===== The data
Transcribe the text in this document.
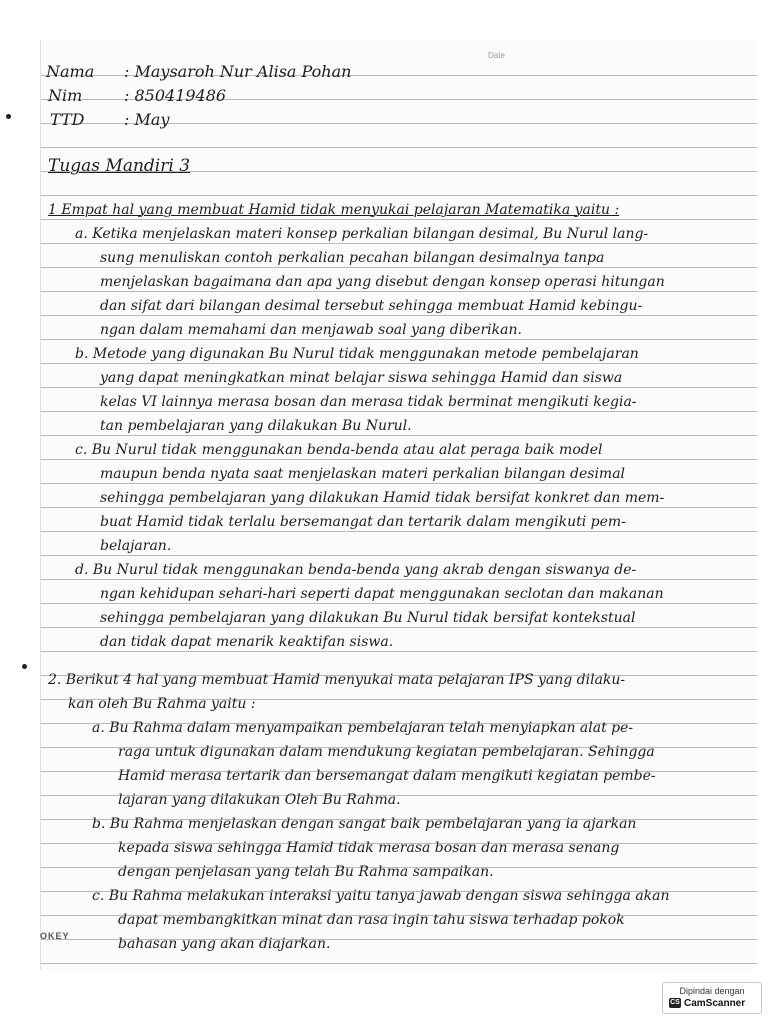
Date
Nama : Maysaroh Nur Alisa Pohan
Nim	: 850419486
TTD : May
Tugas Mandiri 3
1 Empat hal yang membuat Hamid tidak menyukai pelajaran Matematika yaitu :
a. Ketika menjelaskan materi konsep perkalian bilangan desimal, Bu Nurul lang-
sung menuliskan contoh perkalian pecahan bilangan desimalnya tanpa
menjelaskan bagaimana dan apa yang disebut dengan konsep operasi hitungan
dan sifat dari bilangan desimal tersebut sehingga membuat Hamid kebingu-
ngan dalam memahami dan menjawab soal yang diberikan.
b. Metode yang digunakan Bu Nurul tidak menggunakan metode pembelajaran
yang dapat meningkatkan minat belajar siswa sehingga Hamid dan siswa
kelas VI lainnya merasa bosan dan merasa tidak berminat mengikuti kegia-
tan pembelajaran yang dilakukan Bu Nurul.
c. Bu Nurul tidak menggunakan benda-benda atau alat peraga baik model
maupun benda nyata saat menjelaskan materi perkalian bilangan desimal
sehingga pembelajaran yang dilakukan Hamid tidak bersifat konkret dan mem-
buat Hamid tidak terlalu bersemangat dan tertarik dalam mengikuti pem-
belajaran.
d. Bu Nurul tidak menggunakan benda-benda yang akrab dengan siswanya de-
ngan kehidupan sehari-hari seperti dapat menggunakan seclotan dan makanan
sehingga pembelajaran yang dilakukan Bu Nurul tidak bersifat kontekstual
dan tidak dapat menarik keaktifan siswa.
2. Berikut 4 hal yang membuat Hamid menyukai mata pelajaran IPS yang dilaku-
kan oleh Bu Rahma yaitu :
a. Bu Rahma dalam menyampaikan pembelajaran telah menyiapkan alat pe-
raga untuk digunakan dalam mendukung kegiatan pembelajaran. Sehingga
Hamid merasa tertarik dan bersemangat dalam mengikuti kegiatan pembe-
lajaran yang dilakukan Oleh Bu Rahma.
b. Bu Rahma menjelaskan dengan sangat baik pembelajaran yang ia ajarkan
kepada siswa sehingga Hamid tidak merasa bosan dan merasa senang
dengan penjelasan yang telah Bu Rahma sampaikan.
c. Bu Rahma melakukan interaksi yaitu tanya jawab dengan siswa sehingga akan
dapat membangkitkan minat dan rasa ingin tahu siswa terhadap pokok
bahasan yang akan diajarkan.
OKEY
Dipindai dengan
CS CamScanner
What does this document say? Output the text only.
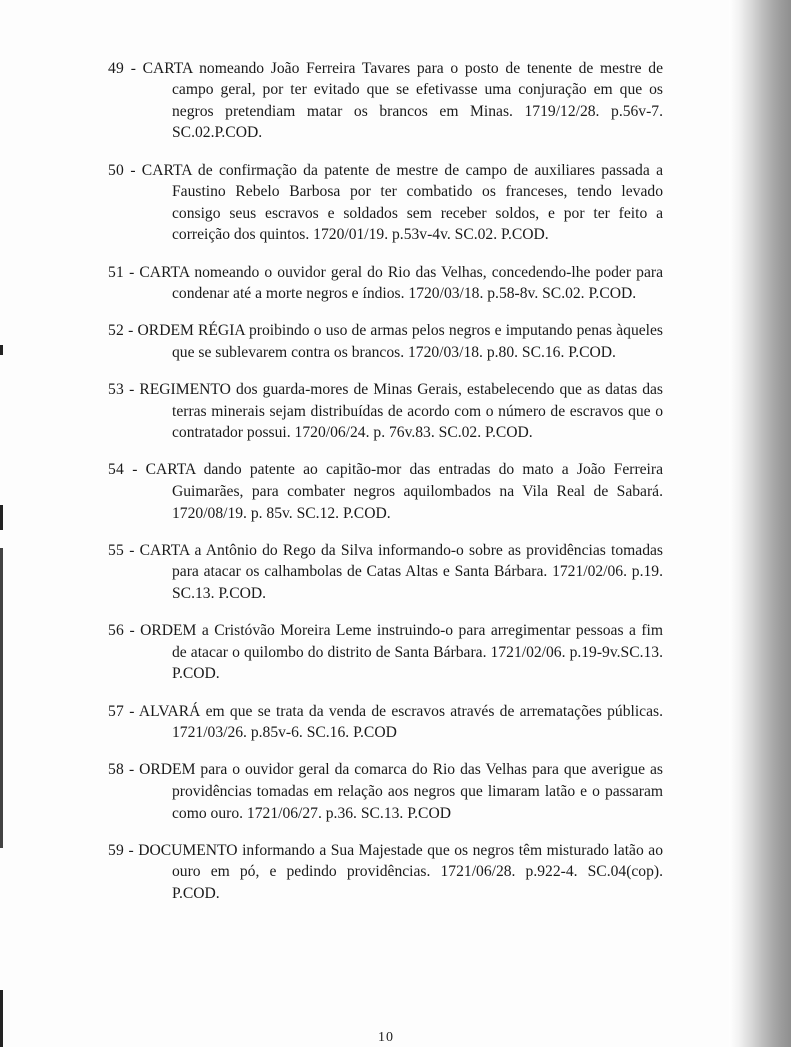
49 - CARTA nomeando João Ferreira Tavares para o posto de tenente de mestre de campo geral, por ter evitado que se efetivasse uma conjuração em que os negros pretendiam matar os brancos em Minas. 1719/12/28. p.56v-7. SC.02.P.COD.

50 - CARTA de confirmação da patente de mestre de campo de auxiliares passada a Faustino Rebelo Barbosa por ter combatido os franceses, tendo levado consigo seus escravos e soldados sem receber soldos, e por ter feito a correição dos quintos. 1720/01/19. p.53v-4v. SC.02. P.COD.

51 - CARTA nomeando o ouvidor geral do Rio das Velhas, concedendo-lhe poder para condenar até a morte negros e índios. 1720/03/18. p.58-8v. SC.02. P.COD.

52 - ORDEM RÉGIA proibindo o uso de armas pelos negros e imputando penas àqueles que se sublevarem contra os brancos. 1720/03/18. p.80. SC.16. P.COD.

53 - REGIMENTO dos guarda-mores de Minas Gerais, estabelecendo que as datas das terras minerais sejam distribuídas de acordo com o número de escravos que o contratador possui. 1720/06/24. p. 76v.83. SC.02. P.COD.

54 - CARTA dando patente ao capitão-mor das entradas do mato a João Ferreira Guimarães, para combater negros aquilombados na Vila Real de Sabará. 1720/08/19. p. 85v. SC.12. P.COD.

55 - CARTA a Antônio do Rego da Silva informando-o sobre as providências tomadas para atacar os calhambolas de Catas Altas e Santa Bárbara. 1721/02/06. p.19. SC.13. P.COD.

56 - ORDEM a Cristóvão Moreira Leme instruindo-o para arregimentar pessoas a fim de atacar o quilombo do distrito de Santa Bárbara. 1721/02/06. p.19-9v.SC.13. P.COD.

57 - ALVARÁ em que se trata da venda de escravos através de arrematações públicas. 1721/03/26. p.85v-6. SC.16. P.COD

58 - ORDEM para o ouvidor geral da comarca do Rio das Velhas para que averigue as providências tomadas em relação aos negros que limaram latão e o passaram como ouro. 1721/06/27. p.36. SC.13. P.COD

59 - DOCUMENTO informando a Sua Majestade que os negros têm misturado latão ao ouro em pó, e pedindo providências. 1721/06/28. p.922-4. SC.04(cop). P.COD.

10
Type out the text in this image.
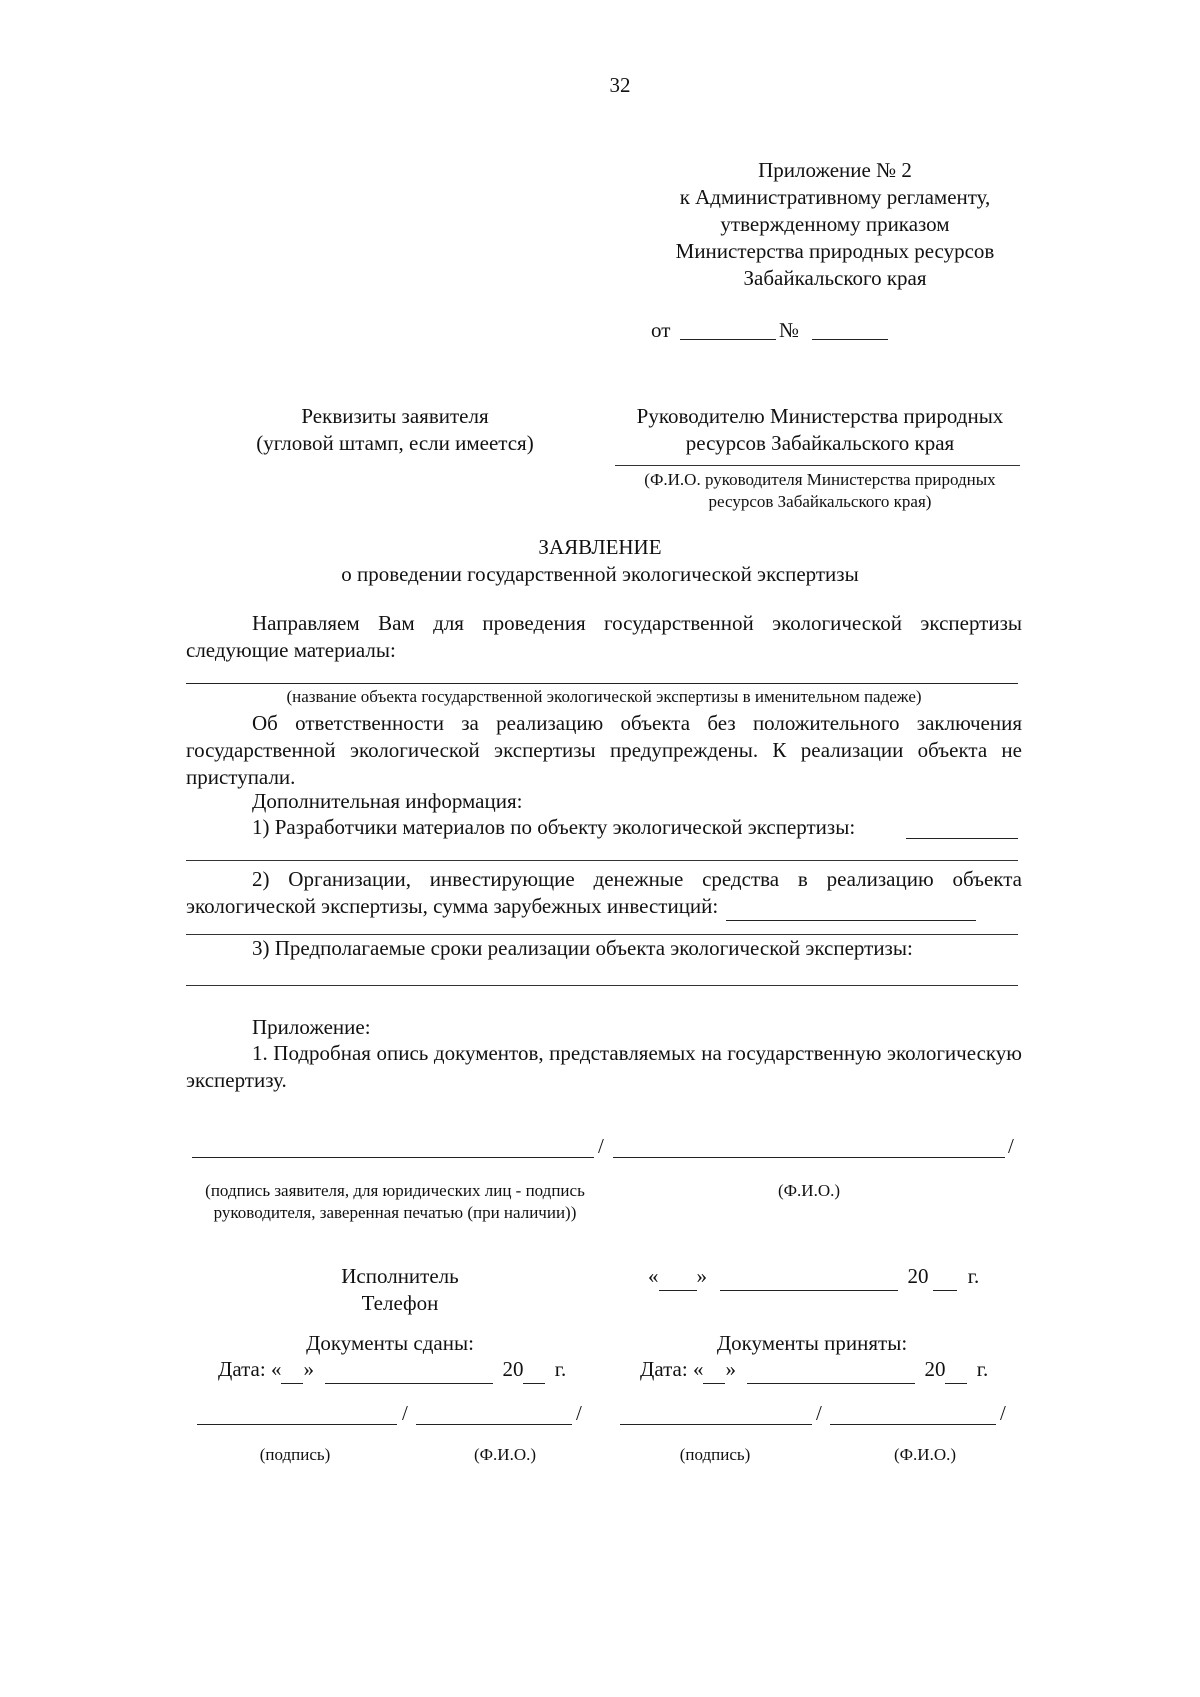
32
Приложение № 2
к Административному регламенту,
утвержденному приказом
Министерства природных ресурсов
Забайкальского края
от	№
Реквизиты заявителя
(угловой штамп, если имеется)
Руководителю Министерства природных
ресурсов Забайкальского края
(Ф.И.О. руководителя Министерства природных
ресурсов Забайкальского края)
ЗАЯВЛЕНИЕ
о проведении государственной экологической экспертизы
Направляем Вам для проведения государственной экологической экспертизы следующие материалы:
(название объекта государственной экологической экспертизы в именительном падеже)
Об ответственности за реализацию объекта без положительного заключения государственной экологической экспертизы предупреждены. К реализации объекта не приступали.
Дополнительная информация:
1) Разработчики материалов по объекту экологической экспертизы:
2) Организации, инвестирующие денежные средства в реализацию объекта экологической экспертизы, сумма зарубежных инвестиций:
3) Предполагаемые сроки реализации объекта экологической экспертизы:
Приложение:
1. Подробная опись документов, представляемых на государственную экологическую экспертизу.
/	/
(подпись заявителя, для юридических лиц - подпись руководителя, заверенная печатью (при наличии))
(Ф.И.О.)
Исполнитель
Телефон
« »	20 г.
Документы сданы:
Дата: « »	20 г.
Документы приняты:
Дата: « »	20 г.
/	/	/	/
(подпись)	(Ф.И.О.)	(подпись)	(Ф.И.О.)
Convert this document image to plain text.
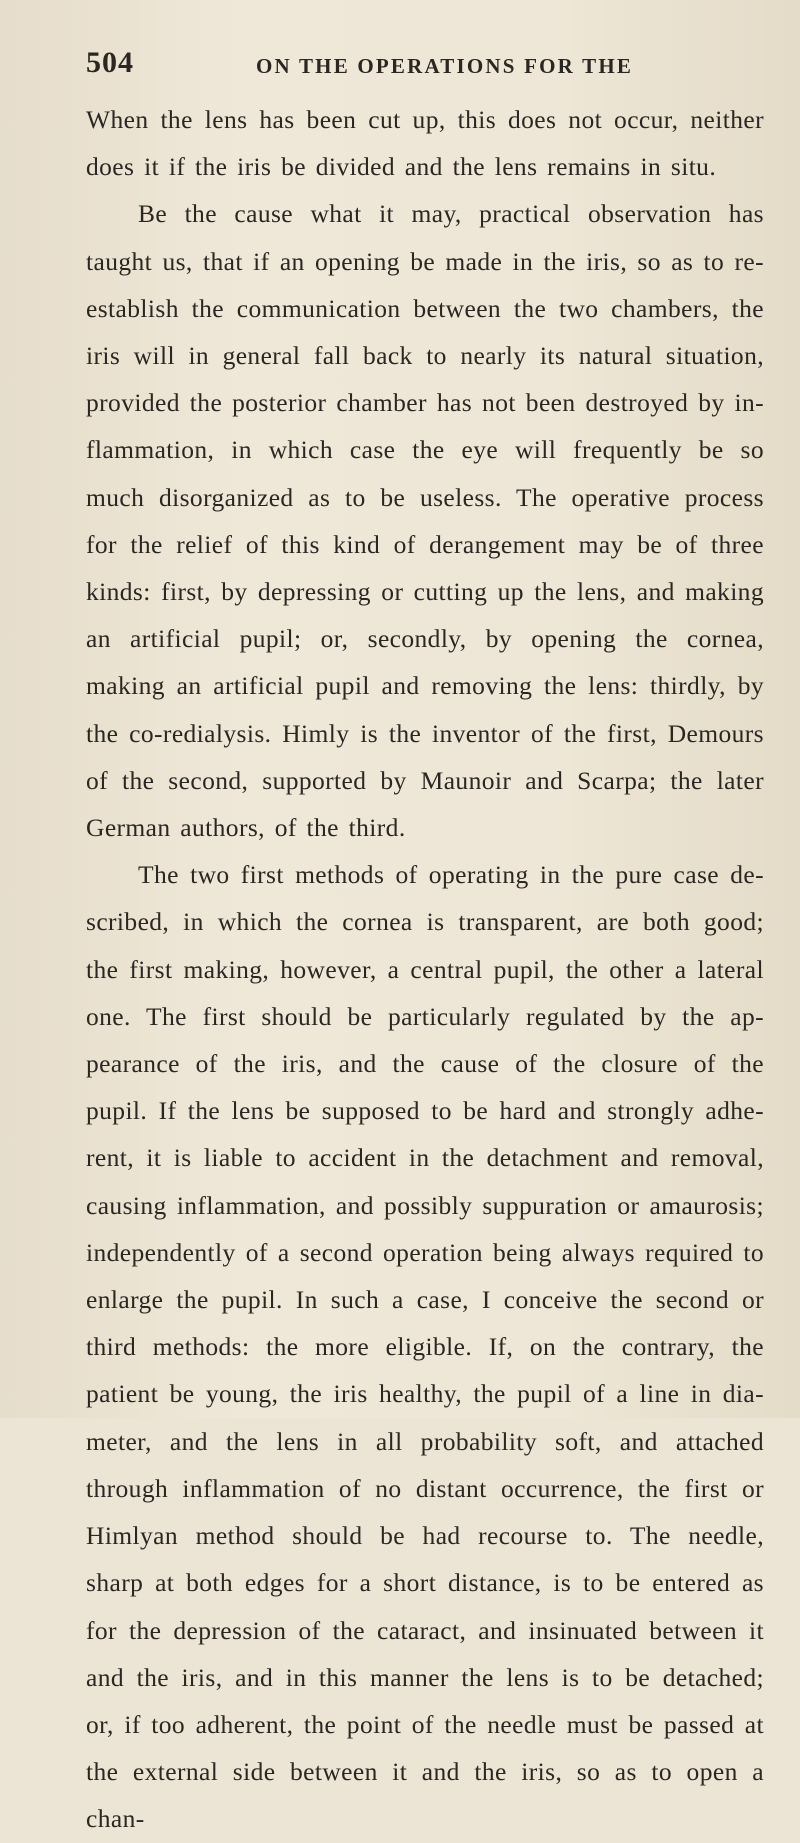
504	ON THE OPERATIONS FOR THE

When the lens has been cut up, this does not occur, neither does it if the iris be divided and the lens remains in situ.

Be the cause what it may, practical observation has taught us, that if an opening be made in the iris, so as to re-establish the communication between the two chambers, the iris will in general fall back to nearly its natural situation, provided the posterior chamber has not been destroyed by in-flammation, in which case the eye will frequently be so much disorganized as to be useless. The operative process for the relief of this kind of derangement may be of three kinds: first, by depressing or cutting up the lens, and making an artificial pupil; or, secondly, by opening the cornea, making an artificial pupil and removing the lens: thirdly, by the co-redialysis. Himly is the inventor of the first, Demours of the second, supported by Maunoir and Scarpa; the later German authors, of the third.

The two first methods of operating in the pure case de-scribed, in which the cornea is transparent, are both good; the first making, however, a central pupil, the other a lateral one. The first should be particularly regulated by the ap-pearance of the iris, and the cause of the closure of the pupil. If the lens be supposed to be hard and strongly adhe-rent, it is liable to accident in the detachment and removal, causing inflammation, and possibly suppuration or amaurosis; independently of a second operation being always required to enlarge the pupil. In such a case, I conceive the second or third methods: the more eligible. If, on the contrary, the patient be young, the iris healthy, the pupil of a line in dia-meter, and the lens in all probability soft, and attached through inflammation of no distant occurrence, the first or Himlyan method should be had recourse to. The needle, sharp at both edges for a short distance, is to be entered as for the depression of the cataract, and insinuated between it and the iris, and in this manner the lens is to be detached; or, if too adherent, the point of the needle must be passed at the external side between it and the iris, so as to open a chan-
==========
(Task prompt):
Output the records above exactly as they are, leaving out the pictures.

(Finished answer):
Transcribe the text in this document.
Date
Nama : Maysaroh Nur Alisa Pohan
Nim	: 850419486
TTD : May
Tugas Mandiri 3
1 Empat hal yang membuat Hamid tidak menyukai pelajaran Matematika yaitu :
a. Ketika menjelaskan materi konsep perkalian bilangan desimal, Bu Nurul lang-
sung menuliskan contoh perkalian pecahan bilangan desimalnya tanpa
menjelaskan bagaimana dan apa yang disebut dengan konsep operasi hitungan
dan sifat dari bilangan desimal tersebut sehingga membuat Hamid kebingu-
ngan dalam memahami dan menjawab soal yang diberikan.
b. Metode yang digunakan Bu Nurul tidak menggunakan metode pembelajaran
yang dapat meningkatkan minat belajar siswa sehingga Hamid dan siswa
kelas VI lainnya merasa bosan dan merasa tidak berminat mengikuti kegia-
tan pembelajaran yang dilakukan Bu Nurul.
c. Bu Nurul tidak menggunakan benda-benda atau alat peraga baik model
maupun benda nyata saat menjelaskan materi perkalian bilangan desimal
sehingga pembelajaran yang dilakukan Hamid tidak bersifat konkret dan mem-
buat Hamid tidak terlalu bersemangat dan tertarik dalam mengikuti pem-
belajaran.
d. Bu Nurul tidak menggunakan benda-benda yang akrab dengan siswanya de-
ngan kehidupan sehari-hari seperti dapat menggunakan seclotan dan makanan
sehingga pembelajaran yang dilakukan Bu Nurul tidak bersifat kontekstual
dan tidak dapat menarik keaktifan siswa.
2. Berikut 4 hal yang membuat Hamid menyukai mata pelajaran IPS yang dilaku-
kan oleh Bu Rahma yaitu :
a. Bu Rahma dalam menyampaikan pembelajaran telah menyiapkan alat pe-
raga untuk digunakan dalam mendukung kegiatan pembelajaran. Sehingga
Hamid merasa tertarik dan bersemangat dalam mengikuti kegiatan pembe-
lajaran yang dilakukan Oleh Bu Rahma.
b. Bu Rahma menjelaskan dengan sangat baik pembelajaran yang ia ajarkan
kepada siswa sehingga Hamid tidak merasa bosan dan merasa senang
dengan penjelasan yang telah Bu Rahma sampaikan.
c. Bu Rahma melakukan interaksi yaitu tanya jawab dengan siswa sehingga akan
dapat membangkitkan minat dan rasa ingin tahu siswa terhadap pokok
bahasan yang akan diajarkan.
OKEY
Dipindai dengan
CS CamScanner
What does this document say? Output the text only.
49 - CARTA nomeando João Ferreira Tavares para o posto de tenente de mestre de campo geral, por ter evitado que se efetivasse uma conjuração em que os negros pretendiam matar os brancos em Minas. 1719/12/28. p.56v-7. SC.02.P.COD.

50 - CARTA de confirmação da patente de mestre de campo de auxiliares passada a Faustino Rebelo Barbosa por ter combatido os franceses, tendo levado consigo seus escravos e soldados sem receber soldos, e por ter feito a correição dos quintos. 1720/01/19. p.53v-4v. SC.02. P.COD.

51 - CARTA nomeando o ouvidor geral do Rio das Velhas, concedendo-lhe poder para condenar até a morte negros e índios. 1720/03/18. p.58-8v. SC.02. P.COD.

52 - ORDEM RÉGIA proibindo o uso de armas pelos negros e imputando penas àqueles que se sublevarem contra os brancos. 1720/03/18. p.80. SC.16. P.COD.

53 - REGIMENTO dos guarda-mores de Minas Gerais, estabelecendo que as datas das terras minerais sejam distribuídas de acordo com o número de escravos que o contratador possui. 1720/06/24. p. 76v.83. SC.02. P.COD.

54 - CARTA dando patente ao capitão-mor das entradas do mato a João Ferreira Guimarães, para combater negros aquilombados na Vila Real de Sabará. 1720/08/19. p. 85v. SC.12. P.COD.

55 - CARTA a Antônio do Rego da Silva informando-o sobre as providências tomadas para atacar os calhambolas de Catas Altas e Santa Bárbara. 1721/02/06. p.19. SC.13. P.COD.

56 - ORDEM a Cristóvão Moreira Leme instruindo-o para arregimentar pessoas a fim de atacar o quilombo do distrito de Santa Bárbara. 1721/02/06. p.19-9v.SC.13. P.COD.

57 - ALVARÁ em que se trata da venda de escravos através de arrematações públicas. 1721/03/26. p.85v-6. SC.16. P.COD

58 - ORDEM para o ouvidor geral da comarca do Rio das Velhas para que averigue as providências tomadas em relação aos negros que limaram latão e o passaram como ouro. 1721/06/27. p.36. SC.13. P.COD

59 - DOCUMENTO informando a Sua Majestade que os negros têm misturado latão ao ouro em pó, e pedindo providências. 1721/06/28. p.922-4. SC.04(cop). P.COD.

10
Type out the text in this image.
32
Приложение № 2
к Административному регламенту,
утвержденному приказом
Министерства природных ресурсов
Забайкальского края
от	№
Реквизиты заявителя
(угловой штамп, если имеется)
Руководителю Министерства природных
ресурсов Забайкальского края
(Ф.И.О. руководителя Министерства природных
ресурсов Забайкальского края)
ЗАЯВЛЕНИЕ
о проведении государственной экологической экспертизы
Направляем Вам для проведения государственной экологической экспертизы следующие материалы:
(название объекта государственной экологической экспертизы в именительном падеже)
Об ответственности за реализацию объекта без положительного заключения государственной экологической экспертизы предупреждены. К реализации объекта не приступали.
Дополнительная информация:
1) Разработчики материалов по объекту экологической экспертизы:
2) Организации, инвестирующие денежные средства в реализацию объекта экологической экспертизы, сумма зарубежных инвестиций:
3) Предполагаемые сроки реализации объекта экологической экспертизы:
Приложение:
1. Подробная опись документов, представляемых на государственную экологическую экспертизу.
/	/
(подпись заявителя, для юридических лиц - подпись руководителя, заверенная печатью (при наличии))
(Ф.И.О.)
Исполнитель
Телефон
« »	20 г.
Документы сданы:
Дата: « »	20 г.
Документы приняты:
Дата: « »	20 г.
/	/	/	/
(подпись)	(Ф.И.О.)	(подпись)	(Ф.И.О.)
Convert this document image to plain text.
504	ON THE OPERATIONS FOR THE

When the lens has been cut up, this does not occur, neither does it if the iris be divided and the lens remains in situ.

Be the cause what it may, practical observation has taught us, that if an opening be made in the iris, so as to re-establish the communication between the two chambers, the iris will in general fall back to nearly its natural situation, provided the posterior chamber has not been destroyed by in-flammation, in which case the eye will frequently be so much disorganized as to be useless. The operative process for the relief of this kind of derangement may be of three kinds: first, by depressing or cutting up the lens, and making an artificial pupil; or, secondly, by opening the cornea, making an artificial pupil and removing the lens: thirdly, by the co-redialysis. Himly is the inventor of the first, Demours of the second, supported by Maunoir and Scarpa; the later German authors, of the third.

The two first methods of operating in the pure case de-scribed, in which the cornea is transparent, are both good; the first making, however, a central pupil, the other a lateral one. The first should be particularly regulated by the ap-pearance of the iris, and the cause of the closure of the pupil. If the lens be supposed to be hard and strongly adhe-rent, it is liable to accident in the detachment and removal, causing inflammation, and possibly suppuration or amaurosis; independently of a second operation being always required to enlarge the pupil. In such a case, I conceive the second or third methods: the more eligible. If, on the contrary, the patient be young, the iris healthy, the pupil of a line in dia-meter, and the lens in all probability soft, and attached through inflammation of no distant occurrence, the first or Himlyan method should be had recourse to. The needle, sharp at both edges for a short distance, is to be entered as for the depression of the cataract, and insinuated between it and the iris, and in this manner the lens is to be detached; or, if too adherent, the point of the needle must be passed at the external side between it and the iris, so as to open a chan-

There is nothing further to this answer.